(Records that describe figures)
+ + +

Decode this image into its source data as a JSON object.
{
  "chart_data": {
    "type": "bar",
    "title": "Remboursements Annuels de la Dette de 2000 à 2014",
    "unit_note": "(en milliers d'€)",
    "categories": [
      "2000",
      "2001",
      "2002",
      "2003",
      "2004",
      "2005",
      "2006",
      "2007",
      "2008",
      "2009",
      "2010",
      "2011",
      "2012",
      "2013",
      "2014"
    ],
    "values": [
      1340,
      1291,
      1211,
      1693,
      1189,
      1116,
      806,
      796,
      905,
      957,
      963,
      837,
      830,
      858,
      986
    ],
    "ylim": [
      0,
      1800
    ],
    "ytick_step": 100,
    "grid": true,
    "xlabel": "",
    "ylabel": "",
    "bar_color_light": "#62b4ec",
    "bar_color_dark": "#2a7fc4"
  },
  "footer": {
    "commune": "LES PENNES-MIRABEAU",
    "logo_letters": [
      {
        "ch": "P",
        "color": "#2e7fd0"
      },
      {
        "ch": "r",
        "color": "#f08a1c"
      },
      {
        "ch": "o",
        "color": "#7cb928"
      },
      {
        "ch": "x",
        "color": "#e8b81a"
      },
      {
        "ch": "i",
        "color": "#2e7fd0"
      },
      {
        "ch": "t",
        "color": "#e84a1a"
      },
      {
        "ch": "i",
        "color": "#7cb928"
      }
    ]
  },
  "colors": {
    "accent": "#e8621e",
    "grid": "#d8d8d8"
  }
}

+ + +

* _TASK DETAILS_: Repeat every entry exactly, please.

* _SOLUTION TO THE EXERCISE_:
Decode this image into its source data as a JSON object.
{
  "chart_data": {
    "type": "bar",
    "title": "Remboursements Annuels de la Dette de 2000 à 2014",
    "unit_note": "(en milliers d'€)",
    "categories": [
      "2000",
      "2001",
      "2002",
      "2003",
      "2004",
      "2005",
      "2006",
      "2007",
      "2008",
      "2009",
      "2010",
      "2011",
      "2012",
      "2013",
      "2014"
    ],
    "values": [
      1340,
      1291,
      1211,
      1693,
      1189,
      1116,
      806,
      796,
      905,
      957,
      963,
      837,
      830,
      858,
      986
    ],
    "ylim": [
      0,
      1800
    ],
    "ytick_step": 100,
    "grid": true,
    "xlabel": "",
    "ylabel": "",
    "bar_color_light": "#62b4ec",
    "bar_color_dark": "#2a7fc4"
  },
  "footer": {
    "commune": "LES PENNES-MIRABEAU",
    "logo_letters": [
      {
        "ch": "P",
        "color": "#2e7fd0"
      },
      {
        "ch": "r",
        "color": "#f08a1c"
      },
      {
        "ch": "o",
        "color": "#7cb928"
      },
      {
        "ch": "x",
        "color": "#e8b81a"
      },
      {
        "ch": "i",
        "color": "#2e7fd0"
      },
      {
        "ch": "t",
        "color": "#e84a1a"
      },
      {
        "ch": "i",
        "color": "#7cb928"
      }
    ]
  },
  "colors": {
    "accent": "#e8621e",
    "grid": "#d8d8d8"
  }
}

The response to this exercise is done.